### Work required
Reproduce only the item lines starting at the line containing "minus-icon <box>159 72 171 74</box>" and ending at the line containing "table-cell: ANONIMO <box>105", with "row-indicator" renamed to "row-marker" and every other detail left unchanged.

* * * *

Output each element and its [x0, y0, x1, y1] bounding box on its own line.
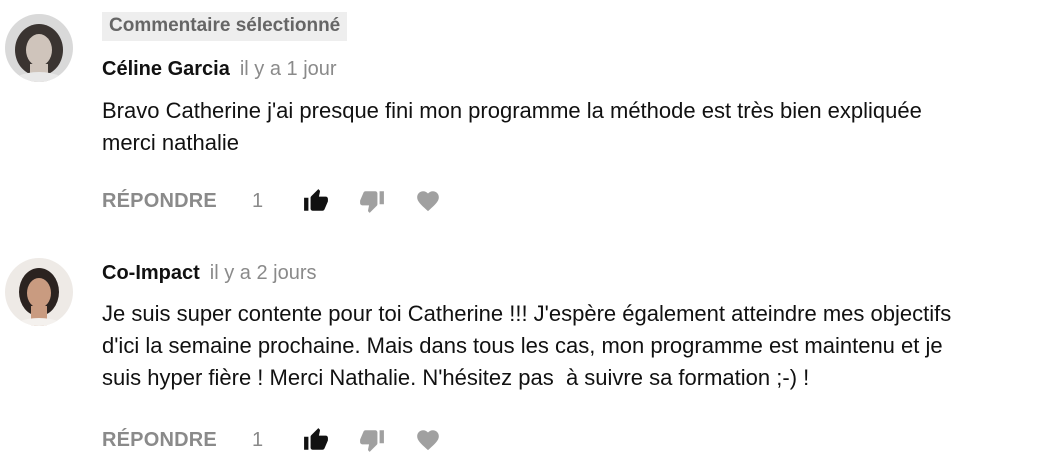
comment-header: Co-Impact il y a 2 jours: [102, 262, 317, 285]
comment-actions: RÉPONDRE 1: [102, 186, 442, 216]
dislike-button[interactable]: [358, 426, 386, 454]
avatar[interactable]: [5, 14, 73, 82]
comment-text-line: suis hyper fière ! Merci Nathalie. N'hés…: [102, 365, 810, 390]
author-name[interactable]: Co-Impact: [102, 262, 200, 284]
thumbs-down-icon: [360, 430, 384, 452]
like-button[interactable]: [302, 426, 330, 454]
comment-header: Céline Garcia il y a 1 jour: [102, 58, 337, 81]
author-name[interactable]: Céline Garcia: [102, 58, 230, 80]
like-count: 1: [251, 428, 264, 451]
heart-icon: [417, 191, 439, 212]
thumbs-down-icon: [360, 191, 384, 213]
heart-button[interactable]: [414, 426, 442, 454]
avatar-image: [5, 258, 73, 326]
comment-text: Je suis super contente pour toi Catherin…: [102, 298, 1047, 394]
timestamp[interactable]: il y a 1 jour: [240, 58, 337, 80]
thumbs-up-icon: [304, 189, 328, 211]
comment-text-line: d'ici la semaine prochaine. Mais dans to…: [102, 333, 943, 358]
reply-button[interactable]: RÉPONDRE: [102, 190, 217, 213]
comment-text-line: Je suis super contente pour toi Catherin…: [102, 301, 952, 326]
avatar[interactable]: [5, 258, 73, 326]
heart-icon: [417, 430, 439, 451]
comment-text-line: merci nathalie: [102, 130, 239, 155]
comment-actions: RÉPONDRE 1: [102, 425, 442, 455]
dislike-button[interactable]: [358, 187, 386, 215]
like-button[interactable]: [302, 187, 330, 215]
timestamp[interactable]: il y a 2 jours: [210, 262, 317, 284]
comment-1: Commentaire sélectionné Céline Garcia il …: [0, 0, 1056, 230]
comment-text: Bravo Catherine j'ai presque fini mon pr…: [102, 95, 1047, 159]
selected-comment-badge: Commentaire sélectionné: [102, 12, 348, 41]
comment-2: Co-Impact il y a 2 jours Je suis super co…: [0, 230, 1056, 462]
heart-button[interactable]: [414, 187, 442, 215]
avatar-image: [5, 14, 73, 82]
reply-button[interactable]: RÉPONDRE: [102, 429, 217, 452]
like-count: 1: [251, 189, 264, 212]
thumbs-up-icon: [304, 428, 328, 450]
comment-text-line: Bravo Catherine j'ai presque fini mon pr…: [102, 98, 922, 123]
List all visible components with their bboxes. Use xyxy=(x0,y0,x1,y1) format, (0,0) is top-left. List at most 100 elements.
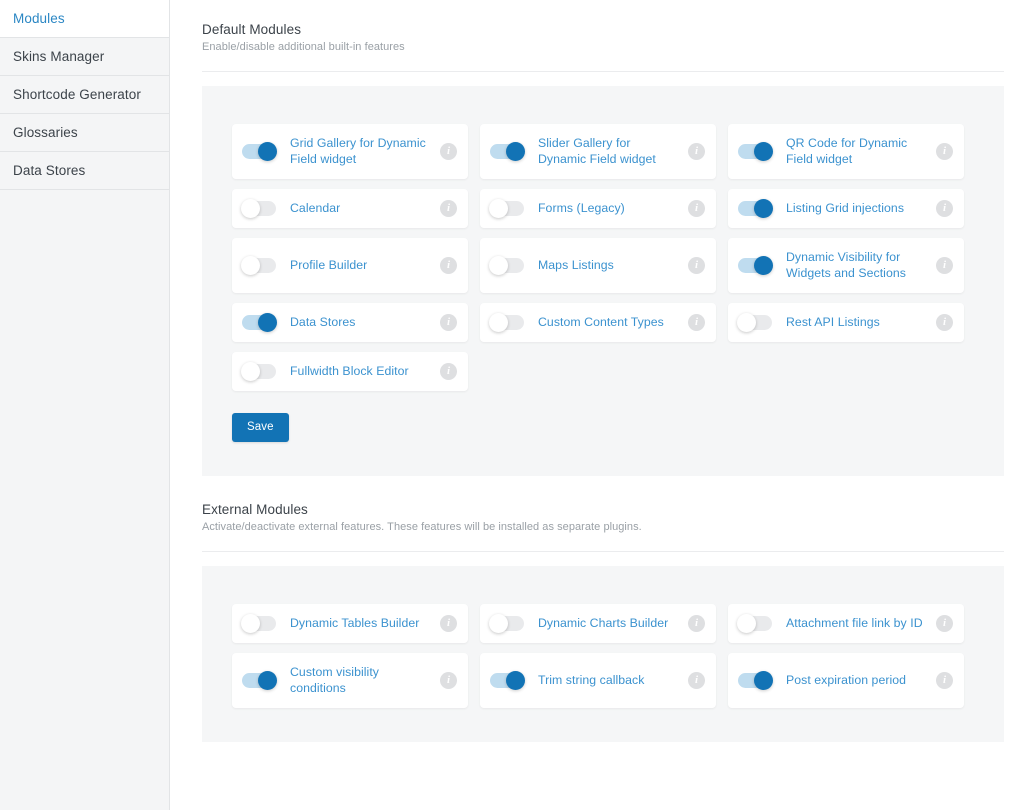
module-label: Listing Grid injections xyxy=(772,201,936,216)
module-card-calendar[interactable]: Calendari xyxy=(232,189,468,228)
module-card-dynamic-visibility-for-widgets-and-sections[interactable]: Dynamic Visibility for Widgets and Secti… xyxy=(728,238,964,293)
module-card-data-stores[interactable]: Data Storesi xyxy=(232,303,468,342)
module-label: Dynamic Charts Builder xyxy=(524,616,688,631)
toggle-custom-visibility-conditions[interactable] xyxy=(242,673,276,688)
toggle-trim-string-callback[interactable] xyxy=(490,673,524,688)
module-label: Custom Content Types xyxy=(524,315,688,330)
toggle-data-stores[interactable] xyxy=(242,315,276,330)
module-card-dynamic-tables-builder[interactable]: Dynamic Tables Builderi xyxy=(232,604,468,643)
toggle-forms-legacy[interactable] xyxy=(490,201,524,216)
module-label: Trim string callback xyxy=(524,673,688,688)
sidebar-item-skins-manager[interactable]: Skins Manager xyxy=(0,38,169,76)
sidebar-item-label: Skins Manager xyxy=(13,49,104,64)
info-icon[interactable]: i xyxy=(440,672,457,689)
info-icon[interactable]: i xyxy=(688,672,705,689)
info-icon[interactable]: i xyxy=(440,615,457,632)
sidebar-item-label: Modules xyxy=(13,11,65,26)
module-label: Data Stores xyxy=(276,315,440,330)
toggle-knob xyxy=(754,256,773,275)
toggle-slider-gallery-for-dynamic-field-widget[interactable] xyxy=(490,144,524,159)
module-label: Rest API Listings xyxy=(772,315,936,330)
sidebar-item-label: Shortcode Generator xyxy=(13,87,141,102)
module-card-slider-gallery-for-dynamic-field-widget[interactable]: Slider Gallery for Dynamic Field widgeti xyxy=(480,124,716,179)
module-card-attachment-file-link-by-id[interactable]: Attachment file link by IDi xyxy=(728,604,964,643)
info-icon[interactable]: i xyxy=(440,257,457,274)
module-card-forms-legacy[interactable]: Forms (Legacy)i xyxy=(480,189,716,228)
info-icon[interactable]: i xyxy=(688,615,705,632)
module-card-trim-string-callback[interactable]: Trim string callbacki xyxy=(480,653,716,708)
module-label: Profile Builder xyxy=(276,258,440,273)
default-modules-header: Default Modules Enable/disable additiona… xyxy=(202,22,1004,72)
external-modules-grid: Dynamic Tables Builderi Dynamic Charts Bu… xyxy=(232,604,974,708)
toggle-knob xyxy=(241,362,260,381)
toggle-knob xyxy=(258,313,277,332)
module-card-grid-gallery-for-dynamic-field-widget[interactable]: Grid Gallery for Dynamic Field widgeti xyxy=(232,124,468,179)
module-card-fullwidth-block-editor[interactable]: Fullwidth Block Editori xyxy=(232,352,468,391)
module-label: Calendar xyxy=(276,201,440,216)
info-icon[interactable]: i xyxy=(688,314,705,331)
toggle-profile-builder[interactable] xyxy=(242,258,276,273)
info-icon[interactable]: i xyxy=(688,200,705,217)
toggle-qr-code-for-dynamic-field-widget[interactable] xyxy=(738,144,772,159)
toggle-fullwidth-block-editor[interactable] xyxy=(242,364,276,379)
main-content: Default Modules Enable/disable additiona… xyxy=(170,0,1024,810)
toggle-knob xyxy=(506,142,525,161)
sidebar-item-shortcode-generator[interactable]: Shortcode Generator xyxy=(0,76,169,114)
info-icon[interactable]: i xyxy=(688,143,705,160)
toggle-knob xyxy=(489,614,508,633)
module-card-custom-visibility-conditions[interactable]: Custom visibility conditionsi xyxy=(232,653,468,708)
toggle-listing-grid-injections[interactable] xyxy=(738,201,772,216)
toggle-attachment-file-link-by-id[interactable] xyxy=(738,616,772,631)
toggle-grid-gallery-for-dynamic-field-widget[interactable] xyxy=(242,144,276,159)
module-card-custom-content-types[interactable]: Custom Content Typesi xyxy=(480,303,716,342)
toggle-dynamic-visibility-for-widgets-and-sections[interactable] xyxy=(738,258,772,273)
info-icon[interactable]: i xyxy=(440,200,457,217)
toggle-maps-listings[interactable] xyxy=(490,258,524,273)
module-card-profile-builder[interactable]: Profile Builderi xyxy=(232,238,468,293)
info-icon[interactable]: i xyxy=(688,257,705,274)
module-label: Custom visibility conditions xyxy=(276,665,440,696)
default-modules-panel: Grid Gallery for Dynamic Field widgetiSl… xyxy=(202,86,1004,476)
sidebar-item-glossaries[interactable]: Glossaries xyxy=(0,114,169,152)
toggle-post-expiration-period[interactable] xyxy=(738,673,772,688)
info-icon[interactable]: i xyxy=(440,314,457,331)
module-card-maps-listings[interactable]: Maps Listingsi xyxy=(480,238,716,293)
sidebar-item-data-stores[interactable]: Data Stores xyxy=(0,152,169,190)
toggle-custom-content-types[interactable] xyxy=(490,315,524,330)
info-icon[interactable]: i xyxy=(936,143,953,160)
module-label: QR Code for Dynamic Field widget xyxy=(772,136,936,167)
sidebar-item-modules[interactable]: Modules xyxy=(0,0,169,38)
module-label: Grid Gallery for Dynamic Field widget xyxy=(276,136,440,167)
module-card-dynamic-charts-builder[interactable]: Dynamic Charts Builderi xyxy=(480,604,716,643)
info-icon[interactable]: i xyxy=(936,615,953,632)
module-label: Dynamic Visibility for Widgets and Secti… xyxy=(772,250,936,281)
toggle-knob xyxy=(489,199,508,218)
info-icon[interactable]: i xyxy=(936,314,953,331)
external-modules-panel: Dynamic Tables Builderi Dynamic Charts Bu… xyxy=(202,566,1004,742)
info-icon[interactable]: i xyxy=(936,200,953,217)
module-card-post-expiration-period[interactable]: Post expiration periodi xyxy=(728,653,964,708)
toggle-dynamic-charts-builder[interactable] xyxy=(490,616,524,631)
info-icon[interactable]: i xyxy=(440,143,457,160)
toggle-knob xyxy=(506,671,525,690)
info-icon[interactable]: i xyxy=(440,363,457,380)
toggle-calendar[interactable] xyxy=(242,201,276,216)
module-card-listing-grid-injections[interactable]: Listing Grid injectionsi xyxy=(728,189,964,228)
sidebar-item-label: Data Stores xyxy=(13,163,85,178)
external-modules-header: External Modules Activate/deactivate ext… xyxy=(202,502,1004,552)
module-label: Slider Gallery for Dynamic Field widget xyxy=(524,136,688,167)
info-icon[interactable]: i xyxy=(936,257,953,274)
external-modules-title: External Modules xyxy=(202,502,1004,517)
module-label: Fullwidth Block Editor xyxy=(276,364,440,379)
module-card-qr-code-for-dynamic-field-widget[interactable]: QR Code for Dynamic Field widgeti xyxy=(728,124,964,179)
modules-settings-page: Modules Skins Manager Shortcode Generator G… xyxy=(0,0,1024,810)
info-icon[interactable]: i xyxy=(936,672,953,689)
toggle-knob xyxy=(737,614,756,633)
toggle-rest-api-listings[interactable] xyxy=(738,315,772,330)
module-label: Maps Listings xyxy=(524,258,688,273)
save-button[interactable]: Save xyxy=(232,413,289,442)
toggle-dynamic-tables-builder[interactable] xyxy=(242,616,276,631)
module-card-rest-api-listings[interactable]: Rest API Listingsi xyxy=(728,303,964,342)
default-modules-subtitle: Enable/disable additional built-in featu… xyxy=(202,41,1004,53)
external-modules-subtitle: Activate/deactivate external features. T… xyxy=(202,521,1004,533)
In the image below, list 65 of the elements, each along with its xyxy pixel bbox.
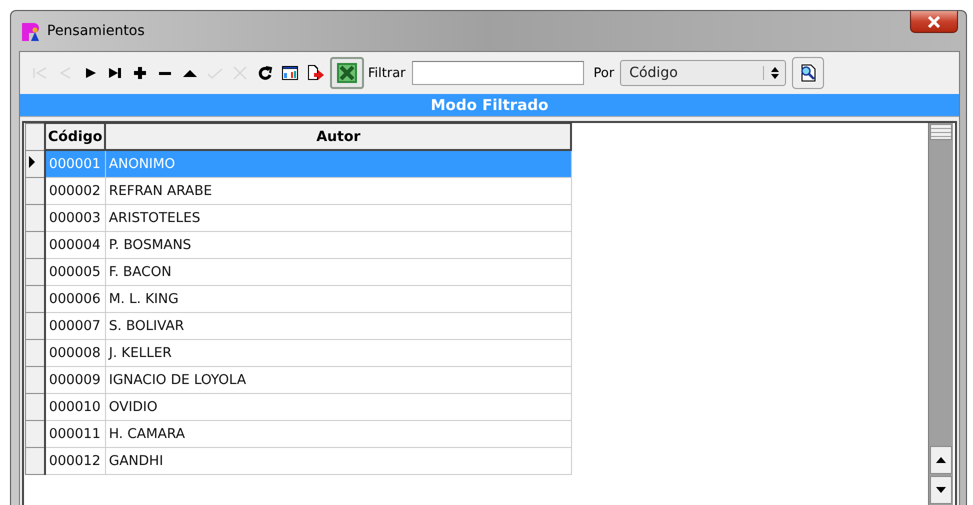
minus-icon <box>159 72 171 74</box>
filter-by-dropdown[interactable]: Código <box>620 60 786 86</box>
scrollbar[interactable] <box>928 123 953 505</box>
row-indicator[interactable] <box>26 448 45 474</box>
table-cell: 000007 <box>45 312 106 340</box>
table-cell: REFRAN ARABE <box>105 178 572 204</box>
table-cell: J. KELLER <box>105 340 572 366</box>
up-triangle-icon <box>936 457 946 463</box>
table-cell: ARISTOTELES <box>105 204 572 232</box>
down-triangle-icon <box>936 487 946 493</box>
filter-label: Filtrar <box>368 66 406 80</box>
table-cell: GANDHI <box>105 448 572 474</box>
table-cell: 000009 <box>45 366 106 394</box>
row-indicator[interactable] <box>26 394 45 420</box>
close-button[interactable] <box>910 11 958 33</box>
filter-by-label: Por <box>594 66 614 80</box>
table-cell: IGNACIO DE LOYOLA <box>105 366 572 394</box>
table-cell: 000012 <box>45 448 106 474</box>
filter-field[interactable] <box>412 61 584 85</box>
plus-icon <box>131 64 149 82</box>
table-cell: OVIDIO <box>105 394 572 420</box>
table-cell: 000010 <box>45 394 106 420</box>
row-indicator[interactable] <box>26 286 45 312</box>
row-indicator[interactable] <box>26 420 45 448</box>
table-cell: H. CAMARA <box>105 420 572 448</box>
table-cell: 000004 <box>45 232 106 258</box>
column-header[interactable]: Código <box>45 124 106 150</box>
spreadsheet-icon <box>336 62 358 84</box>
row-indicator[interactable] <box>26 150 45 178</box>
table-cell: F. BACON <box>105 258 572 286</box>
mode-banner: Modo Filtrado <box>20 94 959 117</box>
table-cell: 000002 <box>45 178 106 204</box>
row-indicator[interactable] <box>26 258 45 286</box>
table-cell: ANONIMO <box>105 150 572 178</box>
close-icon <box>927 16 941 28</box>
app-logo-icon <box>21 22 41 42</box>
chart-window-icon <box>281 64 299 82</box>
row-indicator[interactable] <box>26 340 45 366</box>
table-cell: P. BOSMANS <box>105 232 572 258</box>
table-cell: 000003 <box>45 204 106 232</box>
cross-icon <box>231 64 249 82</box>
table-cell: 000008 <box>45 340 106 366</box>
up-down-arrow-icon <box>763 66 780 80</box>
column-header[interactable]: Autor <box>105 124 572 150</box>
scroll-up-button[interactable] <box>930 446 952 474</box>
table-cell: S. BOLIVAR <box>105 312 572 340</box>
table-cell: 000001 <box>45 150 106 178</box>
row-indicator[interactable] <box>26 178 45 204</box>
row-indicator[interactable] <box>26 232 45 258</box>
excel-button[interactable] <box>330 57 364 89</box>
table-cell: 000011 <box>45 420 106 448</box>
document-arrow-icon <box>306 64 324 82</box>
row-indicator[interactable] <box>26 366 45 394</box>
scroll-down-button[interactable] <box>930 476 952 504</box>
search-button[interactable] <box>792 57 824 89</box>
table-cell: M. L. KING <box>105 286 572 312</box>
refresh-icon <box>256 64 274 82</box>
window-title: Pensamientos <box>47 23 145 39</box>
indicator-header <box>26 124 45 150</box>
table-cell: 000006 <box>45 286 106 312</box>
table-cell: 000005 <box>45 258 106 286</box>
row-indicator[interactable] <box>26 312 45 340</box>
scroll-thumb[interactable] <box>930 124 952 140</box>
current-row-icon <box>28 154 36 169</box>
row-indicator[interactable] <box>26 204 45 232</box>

* * * *

### Expected output
minus-icon <box>159 72 171 74</box>
filter-by-dropdown[interactable]: Código <box>620 60 786 86</box>
scrollbar[interactable] <box>928 123 953 505</box>
row-marker[interactable] <box>26 448 45 474</box>
table-cell: 000007 <box>45 312 106 340</box>
table-cell: REFRAN ARABE <box>105 178 572 204</box>
table-cell: J. KELLER <box>105 340 572 366</box>
up-triangle-icon <box>936 457 946 463</box>
table-cell: ARISTOTELES <box>105 204 572 232</box>
down-triangle-icon <box>936 487 946 493</box>
filter-label: Filtrar <box>368 66 406 80</box>
table-cell: GANDHI <box>105 448 572 474</box>
table-cell: 000009 <box>45 366 106 394</box>
row-marker[interactable] <box>26 394 45 420</box>
close-button[interactable] <box>910 11 958 33</box>
filter-by-label: Por <box>594 66 614 80</box>
table-cell: IGNACIO DE LOYOLA <box>105 366 572 394</box>
table-cell: 000012 <box>45 448 106 474</box>
filter-field[interactable] <box>412 61 584 85</box>
plus-icon <box>131 64 149 82</box>
table-cell: OVIDIO <box>105 394 572 420</box>
table-cell: 000010 <box>45 394 106 420</box>
row-marker[interactable] <box>26 286 45 312</box>
row-marker[interactable] <box>26 420 45 448</box>
table-cell: H. CAMARA <box>105 420 572 448</box>
table-cell: 000004 <box>45 232 106 258</box>
column-header[interactable]: Código <box>45 124 106 150</box>
spreadsheet-icon <box>336 62 358 84</box>
row-marker[interactable] <box>26 150 45 178</box>
table-cell: F. BACON <box>105 258 572 286</box>
mode-banner: Modo Filtrado <box>20 94 959 117</box>
table-cell: 000002 <box>45 178 106 204</box>
row-marker[interactable] <box>26 258 45 286</box>
table-cell: ANONIMO <box>105 150 572 178</box>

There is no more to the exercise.